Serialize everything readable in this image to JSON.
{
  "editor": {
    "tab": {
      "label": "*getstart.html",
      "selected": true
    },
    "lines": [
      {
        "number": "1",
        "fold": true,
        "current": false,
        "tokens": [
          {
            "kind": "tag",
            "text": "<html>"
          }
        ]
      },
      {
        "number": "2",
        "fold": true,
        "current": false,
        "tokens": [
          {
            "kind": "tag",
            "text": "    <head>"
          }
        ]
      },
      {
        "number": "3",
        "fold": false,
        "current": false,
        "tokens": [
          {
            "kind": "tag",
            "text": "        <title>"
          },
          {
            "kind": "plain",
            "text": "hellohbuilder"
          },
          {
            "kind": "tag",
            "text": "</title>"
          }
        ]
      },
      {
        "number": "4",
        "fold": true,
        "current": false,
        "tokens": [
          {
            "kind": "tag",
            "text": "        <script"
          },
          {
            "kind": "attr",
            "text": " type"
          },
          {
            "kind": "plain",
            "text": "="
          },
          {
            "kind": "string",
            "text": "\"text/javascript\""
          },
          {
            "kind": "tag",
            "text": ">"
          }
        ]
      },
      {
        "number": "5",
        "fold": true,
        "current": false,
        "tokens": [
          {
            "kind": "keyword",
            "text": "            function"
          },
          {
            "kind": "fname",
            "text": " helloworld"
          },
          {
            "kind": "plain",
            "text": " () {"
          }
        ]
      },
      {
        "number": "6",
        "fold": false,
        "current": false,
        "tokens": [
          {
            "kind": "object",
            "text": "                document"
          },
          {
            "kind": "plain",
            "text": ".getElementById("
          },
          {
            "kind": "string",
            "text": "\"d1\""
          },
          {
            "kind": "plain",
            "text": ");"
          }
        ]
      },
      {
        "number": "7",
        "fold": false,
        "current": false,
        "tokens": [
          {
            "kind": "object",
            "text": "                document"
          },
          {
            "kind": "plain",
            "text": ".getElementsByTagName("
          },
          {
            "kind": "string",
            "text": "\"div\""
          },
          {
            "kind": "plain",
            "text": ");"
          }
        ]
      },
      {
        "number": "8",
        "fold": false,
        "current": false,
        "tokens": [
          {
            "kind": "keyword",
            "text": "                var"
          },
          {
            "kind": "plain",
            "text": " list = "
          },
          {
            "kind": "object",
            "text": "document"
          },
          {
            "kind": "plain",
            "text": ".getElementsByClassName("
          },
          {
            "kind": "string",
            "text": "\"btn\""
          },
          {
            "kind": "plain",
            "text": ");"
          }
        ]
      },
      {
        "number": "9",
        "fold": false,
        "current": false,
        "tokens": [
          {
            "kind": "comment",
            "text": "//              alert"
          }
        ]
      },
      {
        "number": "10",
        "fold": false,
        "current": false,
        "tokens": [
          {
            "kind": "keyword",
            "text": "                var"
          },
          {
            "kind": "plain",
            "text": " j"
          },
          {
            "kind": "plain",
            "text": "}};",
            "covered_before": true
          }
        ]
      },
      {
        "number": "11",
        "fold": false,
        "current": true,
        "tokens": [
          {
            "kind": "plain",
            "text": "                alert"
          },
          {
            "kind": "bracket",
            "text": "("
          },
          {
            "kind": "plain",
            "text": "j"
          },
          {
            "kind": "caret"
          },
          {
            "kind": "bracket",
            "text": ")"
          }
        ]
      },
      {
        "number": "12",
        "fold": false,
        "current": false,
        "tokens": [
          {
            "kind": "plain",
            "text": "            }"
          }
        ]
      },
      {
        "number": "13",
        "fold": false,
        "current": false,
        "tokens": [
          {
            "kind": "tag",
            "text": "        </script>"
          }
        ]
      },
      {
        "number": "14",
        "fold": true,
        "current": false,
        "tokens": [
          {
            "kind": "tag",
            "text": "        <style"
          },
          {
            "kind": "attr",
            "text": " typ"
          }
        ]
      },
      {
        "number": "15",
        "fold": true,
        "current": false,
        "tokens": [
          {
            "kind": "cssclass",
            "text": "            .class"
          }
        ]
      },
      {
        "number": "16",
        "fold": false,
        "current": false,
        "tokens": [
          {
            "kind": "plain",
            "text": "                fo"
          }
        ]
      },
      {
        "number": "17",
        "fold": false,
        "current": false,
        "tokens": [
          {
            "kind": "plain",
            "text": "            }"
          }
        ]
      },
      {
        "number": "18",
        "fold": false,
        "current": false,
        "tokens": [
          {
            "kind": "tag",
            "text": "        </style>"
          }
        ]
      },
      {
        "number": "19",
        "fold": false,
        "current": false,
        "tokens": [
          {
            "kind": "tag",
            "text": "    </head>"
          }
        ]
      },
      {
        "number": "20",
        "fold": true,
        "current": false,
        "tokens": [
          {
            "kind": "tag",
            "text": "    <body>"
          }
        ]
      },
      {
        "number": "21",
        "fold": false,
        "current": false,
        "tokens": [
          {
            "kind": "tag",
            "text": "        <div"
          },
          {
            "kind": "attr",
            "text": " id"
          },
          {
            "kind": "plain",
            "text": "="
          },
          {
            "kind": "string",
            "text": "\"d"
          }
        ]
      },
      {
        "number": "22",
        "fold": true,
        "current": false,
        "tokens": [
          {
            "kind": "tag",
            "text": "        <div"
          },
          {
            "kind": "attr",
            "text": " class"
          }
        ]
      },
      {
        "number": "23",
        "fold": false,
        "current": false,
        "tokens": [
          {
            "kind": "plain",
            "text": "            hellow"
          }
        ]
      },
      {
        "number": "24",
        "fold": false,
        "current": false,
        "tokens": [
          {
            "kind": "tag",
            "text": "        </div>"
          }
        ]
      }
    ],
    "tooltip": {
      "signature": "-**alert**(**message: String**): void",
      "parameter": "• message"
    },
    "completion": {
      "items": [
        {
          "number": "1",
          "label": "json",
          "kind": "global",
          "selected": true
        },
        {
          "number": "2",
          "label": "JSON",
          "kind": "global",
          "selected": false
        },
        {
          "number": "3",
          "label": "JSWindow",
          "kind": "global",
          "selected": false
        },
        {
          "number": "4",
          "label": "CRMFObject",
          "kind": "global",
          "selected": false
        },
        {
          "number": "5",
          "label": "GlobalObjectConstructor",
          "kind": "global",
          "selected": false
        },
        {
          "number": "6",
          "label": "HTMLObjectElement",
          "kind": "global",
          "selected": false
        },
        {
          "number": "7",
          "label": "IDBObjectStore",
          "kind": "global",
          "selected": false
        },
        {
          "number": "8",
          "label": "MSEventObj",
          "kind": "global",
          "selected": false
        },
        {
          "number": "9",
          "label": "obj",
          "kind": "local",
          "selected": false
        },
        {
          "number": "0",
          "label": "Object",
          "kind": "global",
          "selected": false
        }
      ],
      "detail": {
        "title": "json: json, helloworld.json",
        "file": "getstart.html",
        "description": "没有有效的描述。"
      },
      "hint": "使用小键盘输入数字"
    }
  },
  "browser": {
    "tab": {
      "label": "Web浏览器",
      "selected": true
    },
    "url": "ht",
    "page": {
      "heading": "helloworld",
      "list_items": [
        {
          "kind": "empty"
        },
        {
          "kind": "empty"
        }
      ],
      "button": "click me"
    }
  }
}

——

• [Directions for this task]:
Check each line of the entries for the string "helloworld". Copy the lines that have it.

• [Completed task]:
            "text": " helloworld"
        "title": "json: json, helloworld.json",
      "heading": "helloworld",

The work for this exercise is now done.